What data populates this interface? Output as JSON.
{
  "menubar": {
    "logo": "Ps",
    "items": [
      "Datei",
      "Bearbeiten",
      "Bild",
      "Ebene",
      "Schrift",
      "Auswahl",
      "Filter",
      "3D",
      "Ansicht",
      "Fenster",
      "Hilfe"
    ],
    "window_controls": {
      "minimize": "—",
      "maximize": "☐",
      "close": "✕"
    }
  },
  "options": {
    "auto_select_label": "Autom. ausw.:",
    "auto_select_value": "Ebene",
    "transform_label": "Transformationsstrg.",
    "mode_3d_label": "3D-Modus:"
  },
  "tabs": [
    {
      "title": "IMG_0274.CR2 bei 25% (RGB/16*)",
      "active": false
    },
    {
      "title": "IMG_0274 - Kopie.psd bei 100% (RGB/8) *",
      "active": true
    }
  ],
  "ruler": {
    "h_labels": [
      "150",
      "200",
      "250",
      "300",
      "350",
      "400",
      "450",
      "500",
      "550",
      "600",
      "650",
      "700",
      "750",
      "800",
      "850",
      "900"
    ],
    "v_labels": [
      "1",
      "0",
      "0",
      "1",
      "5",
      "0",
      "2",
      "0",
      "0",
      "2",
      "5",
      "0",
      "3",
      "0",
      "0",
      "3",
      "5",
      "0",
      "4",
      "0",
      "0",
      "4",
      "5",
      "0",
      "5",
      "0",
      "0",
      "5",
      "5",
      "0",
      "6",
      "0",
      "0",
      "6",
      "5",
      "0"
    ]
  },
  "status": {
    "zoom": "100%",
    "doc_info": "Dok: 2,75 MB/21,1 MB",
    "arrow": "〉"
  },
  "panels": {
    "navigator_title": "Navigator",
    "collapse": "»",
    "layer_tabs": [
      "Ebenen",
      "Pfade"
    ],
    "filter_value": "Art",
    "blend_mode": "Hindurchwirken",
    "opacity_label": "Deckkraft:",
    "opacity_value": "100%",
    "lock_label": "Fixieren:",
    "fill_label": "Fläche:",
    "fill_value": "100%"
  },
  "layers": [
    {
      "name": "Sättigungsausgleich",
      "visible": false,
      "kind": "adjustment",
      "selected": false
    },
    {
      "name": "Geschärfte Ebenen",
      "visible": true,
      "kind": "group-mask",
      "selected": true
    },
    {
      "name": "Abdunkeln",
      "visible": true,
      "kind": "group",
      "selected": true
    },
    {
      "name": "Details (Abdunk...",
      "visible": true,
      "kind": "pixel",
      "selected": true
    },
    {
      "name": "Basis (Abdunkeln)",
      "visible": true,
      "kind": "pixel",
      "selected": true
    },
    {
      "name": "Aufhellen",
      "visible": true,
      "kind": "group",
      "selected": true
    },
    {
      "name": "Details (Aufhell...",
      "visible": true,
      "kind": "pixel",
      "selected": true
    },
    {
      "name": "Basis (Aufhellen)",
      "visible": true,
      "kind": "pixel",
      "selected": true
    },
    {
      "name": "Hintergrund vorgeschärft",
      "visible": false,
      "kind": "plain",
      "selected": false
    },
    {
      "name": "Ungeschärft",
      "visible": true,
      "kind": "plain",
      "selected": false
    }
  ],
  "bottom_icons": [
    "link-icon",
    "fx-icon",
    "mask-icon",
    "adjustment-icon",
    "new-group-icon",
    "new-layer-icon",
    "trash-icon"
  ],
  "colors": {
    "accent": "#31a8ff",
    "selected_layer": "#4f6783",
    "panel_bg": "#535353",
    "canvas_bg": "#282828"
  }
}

----

◆ What is needed ◆
Produce an exact copy of all the records.

◆ Problem solution ◆
What data populates this interface? Output as JSON.
{
  "menubar": {
    "logo": "Ps",
    "items": [
      "Datei",
      "Bearbeiten",
      "Bild",
      "Ebene",
      "Schrift",
      "Auswahl",
      "Filter",
      "3D",
      "Ansicht",
      "Fenster",
      "Hilfe"
    ],
    "window_controls": {
      "minimize": "—",
      "maximize": "☐",
      "close": "✕"
    }
  },
  "options": {
    "auto_select_label": "Autom. ausw.:",
    "auto_select_value": "Ebene",
    "transform_label": "Transformationsstrg.",
    "mode_3d_label": "3D-Modus:"
  },
  "tabs": [
    {
      "title": "IMG_0274.CR2 bei 25% (RGB/16*)",
      "active": false
    },
    {
      "title": "IMG_0274 - Kopie.psd bei 100% (RGB/8) *",
      "active": true
    }
  ],
  "ruler": {
    "h_labels": [
      "150",
      "200",
      "250",
      "300",
      "350",
      "400",
      "450",
      "500",
      "550",
      "600",
      "650",
      "700",
      "750",
      "800",
      "850",
      "900"
    ],
    "v_labels": [
      "1",
      "0",
      "0",
      "1",
      "5",
      "0",
      "2",
      "0",
      "0",
      "2",
      "5",
      "0",
      "3",
      "0",
      "0",
      "3",
      "5",
      "0",
      "4",
      "0",
      "0",
      "4",
      "5",
      "0",
      "5",
      "0",
      "0",
      "5",
      "5",
      "0",
      "6",
      "0",
      "0",
      "6",
      "5",
      "0"
    ]
  },
  "status": {
    "zoom": "100%",
    "doc_info": "Dok: 2,75 MB/21,1 MB",
    "arrow": "〉"
  },
  "panels": {
    "navigator_title": "Navigator",
    "collapse": "»",
    "layer_tabs": [
      "Ebenen",
      "Pfade"
    ],
    "filter_value": "Art",
    "blend_mode": "Hindurchwirken",
    "opacity_label": "Deckkraft:",
    "opacity_value": "100%",
    "lock_label": "Fixieren:",
    "fill_label": "Fläche:",
    "fill_value": "100%"
  },
  "layers": [
    {
      "name": "Sättigungsausgleich",
      "visible": false,
      "kind": "adjustment",
      "selected": false
    },
    {
      "name": "Geschärfte Ebenen",
      "visible": true,
      "kind": "group-mask",
      "selected": true
    },
    {
      "name": "Abdunkeln",
      "visible": true,
      "kind": "group",
      "selected": true
    },
    {
      "name": "Details (Abdunk...",
      "visible": true,
      "kind": "pixel",
      "selected": true
    },
    {
      "name": "Basis (Abdunkeln)",
      "visible": true,
      "kind": "pixel",
      "selected": true
    },
    {
      "name": "Aufhellen",
      "visible": true,
      "kind": "group",
      "selected": true
    },
    {
      "name": "Details (Aufhell...",
      "visible": true,
      "kind": "pixel",
      "selected": true
    },
    {
      "name": "Basis (Aufhellen)",
      "visible": true,
      "kind": "pixel",
      "selected": true
    },
    {
      "name": "Hintergrund vorgeschärft",
      "visible": false,
      "kind": "plain",
      "selected": false
    },
    {
      "name": "Ungeschärft",
      "visible": true,
      "kind": "plain",
      "selected": false
    }
  ],
  "bottom_icons": [
    "link-icon",
    "fx-icon",
    "mask-icon",
    "adjustment-icon",
    "new-group-icon",
    "new-layer-icon",
    "trash-icon"
  ],
  "colors": {
    "accent": "#31a8ff",
    "selected_layer": "#4f6783",
    "panel_bg": "#535353",
    "canvas_bg": "#282828"
  }
}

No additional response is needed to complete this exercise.